**Work required:** Count every line that holds the string "chevron", and report the number alone.

**The records:**
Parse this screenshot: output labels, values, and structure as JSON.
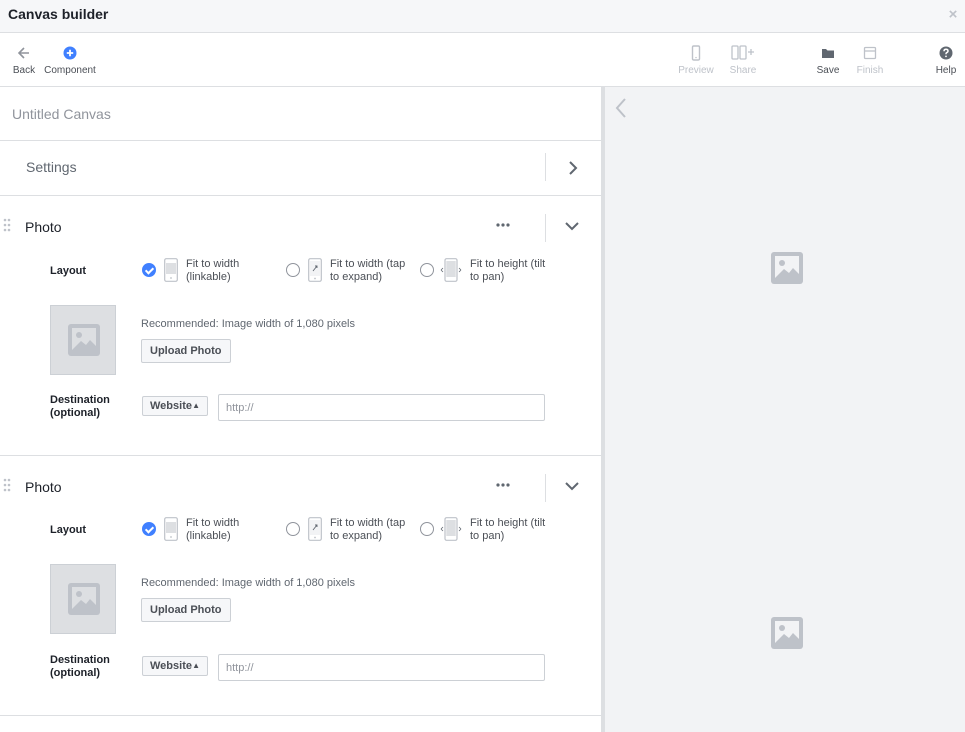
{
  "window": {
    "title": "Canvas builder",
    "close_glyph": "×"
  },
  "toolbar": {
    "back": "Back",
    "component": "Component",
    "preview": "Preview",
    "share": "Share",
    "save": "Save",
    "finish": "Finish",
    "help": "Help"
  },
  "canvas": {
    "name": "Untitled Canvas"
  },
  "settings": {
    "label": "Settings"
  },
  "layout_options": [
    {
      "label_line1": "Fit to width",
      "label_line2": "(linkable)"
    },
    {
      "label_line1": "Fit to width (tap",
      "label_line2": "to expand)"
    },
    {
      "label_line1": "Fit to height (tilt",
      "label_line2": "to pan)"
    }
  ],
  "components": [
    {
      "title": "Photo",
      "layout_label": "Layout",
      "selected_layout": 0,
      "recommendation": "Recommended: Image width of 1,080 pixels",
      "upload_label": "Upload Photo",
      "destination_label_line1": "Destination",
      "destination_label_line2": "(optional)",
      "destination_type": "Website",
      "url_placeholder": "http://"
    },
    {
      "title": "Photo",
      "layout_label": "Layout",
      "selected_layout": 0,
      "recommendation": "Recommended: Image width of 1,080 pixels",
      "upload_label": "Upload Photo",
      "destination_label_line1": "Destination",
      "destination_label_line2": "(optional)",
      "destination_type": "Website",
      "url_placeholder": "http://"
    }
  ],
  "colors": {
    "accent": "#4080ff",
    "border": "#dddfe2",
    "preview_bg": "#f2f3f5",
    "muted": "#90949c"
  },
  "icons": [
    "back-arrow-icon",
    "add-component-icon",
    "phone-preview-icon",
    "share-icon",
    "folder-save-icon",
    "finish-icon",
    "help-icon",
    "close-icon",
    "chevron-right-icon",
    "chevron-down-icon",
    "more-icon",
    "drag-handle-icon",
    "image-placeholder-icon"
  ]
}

---

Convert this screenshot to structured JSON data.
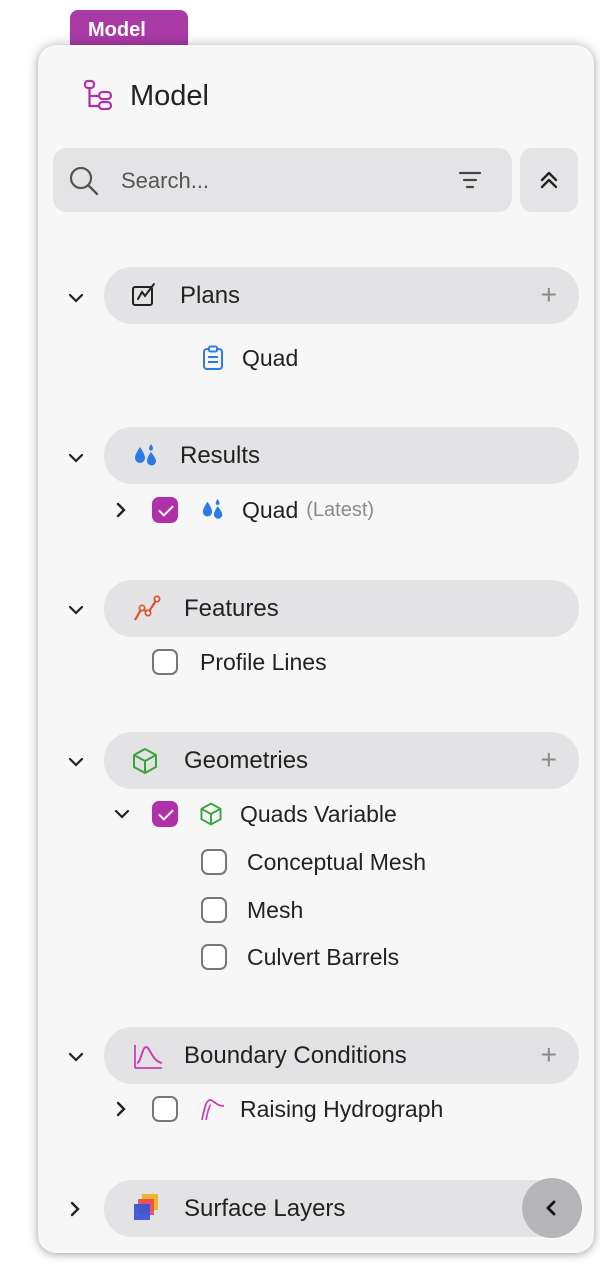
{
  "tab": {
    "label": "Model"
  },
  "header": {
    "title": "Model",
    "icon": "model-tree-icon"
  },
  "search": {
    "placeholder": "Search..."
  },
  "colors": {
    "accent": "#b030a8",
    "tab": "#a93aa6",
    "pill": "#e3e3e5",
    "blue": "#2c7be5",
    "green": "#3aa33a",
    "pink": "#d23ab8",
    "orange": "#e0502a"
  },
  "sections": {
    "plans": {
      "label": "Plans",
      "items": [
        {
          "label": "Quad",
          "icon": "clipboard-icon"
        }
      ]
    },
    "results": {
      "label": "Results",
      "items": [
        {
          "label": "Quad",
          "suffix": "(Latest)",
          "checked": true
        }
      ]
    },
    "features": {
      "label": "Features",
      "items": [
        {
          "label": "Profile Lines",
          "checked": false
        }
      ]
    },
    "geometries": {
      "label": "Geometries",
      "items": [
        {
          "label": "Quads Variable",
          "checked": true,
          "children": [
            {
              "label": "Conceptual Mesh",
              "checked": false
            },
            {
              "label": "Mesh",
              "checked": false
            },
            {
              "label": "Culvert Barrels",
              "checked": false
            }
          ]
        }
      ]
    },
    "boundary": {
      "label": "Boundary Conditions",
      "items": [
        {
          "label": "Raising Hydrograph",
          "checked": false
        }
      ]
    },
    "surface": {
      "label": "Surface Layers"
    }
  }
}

**The solution:** 2